• **INSTRUCTIONS FOR THE TASK**: Render each line of the material below as a row in a Markdown table with the columns "No." and "Line", numbering the rows in order and skipping blank lines. Leave the pictures out.

• **RAW RECORDS**:
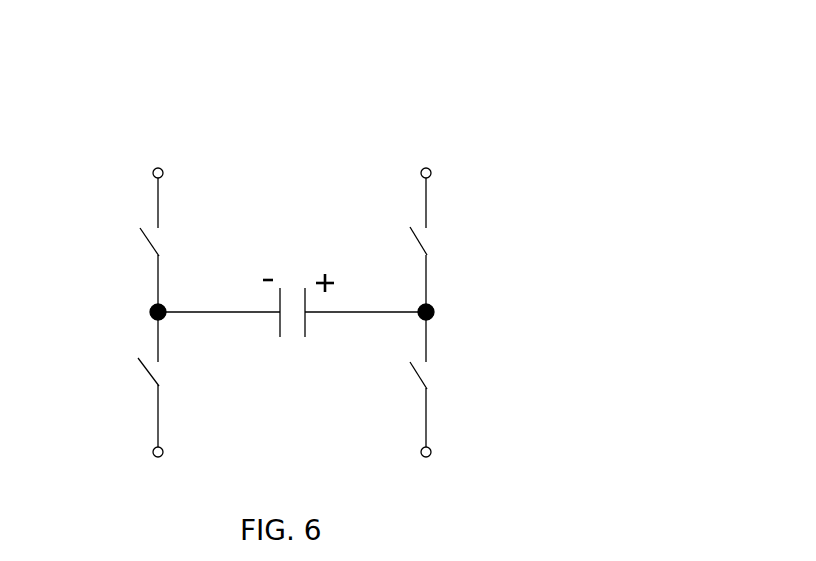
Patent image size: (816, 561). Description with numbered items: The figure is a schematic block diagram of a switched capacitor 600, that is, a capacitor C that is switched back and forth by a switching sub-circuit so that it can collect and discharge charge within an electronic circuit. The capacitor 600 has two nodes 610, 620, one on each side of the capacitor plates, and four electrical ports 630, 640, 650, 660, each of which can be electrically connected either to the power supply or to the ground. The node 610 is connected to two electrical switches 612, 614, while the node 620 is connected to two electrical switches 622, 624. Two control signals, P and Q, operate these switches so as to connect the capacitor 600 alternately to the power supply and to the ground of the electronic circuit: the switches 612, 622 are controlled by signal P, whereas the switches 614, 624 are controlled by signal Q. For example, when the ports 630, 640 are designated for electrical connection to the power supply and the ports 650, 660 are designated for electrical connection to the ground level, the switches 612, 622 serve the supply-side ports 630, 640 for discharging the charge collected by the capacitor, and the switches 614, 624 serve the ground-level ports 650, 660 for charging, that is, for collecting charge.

The switched capacitor 600 is at (498, 72).
The node 610 is at (152, 306).
The node 620 is at (433, 305).
The electrical switch 612 is at (153, 241).
The electrical switch 614 is at (148, 378).
The electrical switch 622 is at (413, 242).
The electrical switch 624 is at (418, 378).
The electrical port 630 is at (158, 168).
The electrical port 640 is at (427, 168).
The electrical port 650 is at (154, 456).
The electrical port 660 is at (428, 457).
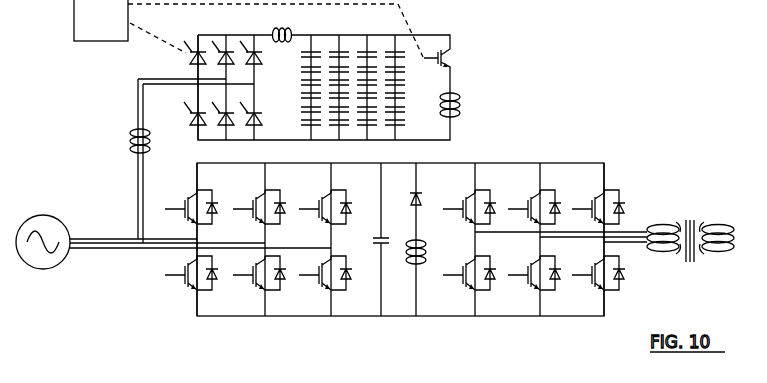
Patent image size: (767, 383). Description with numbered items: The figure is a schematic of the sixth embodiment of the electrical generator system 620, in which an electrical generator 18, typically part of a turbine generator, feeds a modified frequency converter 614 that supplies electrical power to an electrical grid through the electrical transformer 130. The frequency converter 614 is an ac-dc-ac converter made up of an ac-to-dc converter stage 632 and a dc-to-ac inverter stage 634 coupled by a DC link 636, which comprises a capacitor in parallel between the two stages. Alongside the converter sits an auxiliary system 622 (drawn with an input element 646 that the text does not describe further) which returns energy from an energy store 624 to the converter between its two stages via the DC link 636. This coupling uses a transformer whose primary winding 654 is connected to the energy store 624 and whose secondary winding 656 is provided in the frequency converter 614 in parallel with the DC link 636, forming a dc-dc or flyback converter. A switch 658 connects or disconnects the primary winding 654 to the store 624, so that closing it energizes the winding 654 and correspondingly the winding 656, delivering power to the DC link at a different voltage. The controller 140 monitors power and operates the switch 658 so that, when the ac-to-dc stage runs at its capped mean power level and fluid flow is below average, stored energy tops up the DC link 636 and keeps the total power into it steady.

The controller 140 is at (118, 25).
The thyristor rectifier 646 is at (217, 36).
The energy store 624 is at (357, 36).
The switch 658 is at (442, 48).
The auxiliary system 622 is at (470, 50).
The winding 654 is at (459, 108).
The electrical generator 18 is at (42, 270).
The frequency converter 614 is at (592, 164).
The ac-to-dc converter stage 632 is at (238, 318).
The dc-to-ac inverter stage 634 is at (556, 318).
The DC link 636 is at (381, 285).
The winding 656 is at (420, 262).
The generator system 620 is at (638, 186).
The electrical transformer 130 is at (718, 225).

• **WRITTEN SOLUTION**:
| No. | Line |
|---|---|
| 1 | Patent image size: (816, 561). Description with numbered items: The figure is a schematic block diagram of a switched capacitor 600, that is, a capacitor C that is switched back and forth by a switching sub-circuit so that it can collect and discharge charge within an electronic circuit. The capacitor 600 has two nodes 610, 620, one on each side of the capacitor plates, and four electrical ports 630, 640, 650, 660, each of which can be electrically connected either to the power supply or to the ground. The node 610 is connected to two electrical switches 612, 614, while the node 620 is connected to two electrical switches 622, 624. Two control signals, P and Q, operate these switches so as to connect the capacitor 600 alternately to the power supply and to the ground of the electronic circuit: the switches 612, 622 are controlled by signal P, whereas the switches 614, 624 are controlled by signal Q. For example, when the ports 630, 640 are designated for electrical connection to the power supply and the ports 650, 660 are designated for electrical connection to the ground level, the switches 612, 622 serve the supply-side ports 630, 640 for discharging the charge collected by the capacitor, and the switches 614, 624 serve the ground-level ports 650, 660 for charging, that is, for collecting charge. |
| 2 | The switched capacitor 600 is at (498, 72). |
| 3 | The node 610 is at (152, 306). |
| 4 | The node 620 is at (433, 305). |
| 5 | The electrical switch 612 is at (153, 241). |
| 6 | The electrical switch 614 is at (148, 378). |
| 7 | The electrical switch 622 is at (413, 242). |
| 8 | The electrical switch 624 is at (418, 378). |
| 9 | The electrical port 630 is at (158, 168). |
| 10 | The electrical port 640 is at (427, 168). |
| 11 | The electrical port 650 is at (154, 456). |
| 12 | The electrical port 660 is at (428, 457). |
| 13 | Patent image size: (767, 383). Description with numbered items: The figure is a schematic of the sixth embodiment of the electrical generator system 620, in which an electrical generator 18, typically part of a turbine generator, feeds a modified frequency converter 614 that supplies electrical power to an electrical grid through the electrical transformer 130. The frequency converter 614 is an ac-dc-ac converter made up of an ac-to-dc converter stage 632 and a dc-to-ac inverter stage 634 coupled by a DC link 636, which comprises a capacitor in parallel between the two stages. Alongside the converter sits an auxiliary system 622 (drawn with an input element 646 that the text does not describe further) which returns energy from an energy store 624 to the converter between its two stages via the DC link 636. This coupling uses a transformer whose primary winding 654 is connected to the energy store 624 and whose secondary winding 656 is provided in the frequency converter 614 in parallel with the DC link 636, forming a dc-dc or flyback converter. A switch 658 connects or disconnects the primary winding 654 to the store 624, so that closing it energizes the winding 654 and correspondingly the winding 656, delivering power to the DC link at a different voltage. The controller 140 monitors power and operates the switch 658 so that, when the ac-to-dc stage runs at its capped mean power level and fluid flow is below average, stored energy tops up the DC link 636 and keeps the total power into it steady. |
| 14 | The controller 140 is at (118, 25). |
| 15 | The thyristor rectifier 646 is at (217, 36). |
| 16 | The energy store 624 is at (357, 36). |
| 17 | The switch 658 is at (442, 48). |
| 18 | The auxiliary system 622 is at (470, 50). |
| 19 | The winding 654 is at (459, 108). |
| 20 | The electrical generator 18 is at (42, 270). |
| 21 | The frequency converter 614 is at (592, 164). |
| 22 | The ac-to-dc converter stage 632 is at (238, 318). |
| 23 | The dc-to-ac inverter stage 634 is at (556, 318). |
| 24 | The DC link 636 is at (381, 285). |
| 25 | The winding 656 is at (420, 262). |
| 26 | The generator system 620 is at (638, 186). |
| 27 | The electrical transformer 130 is at (718, 225). |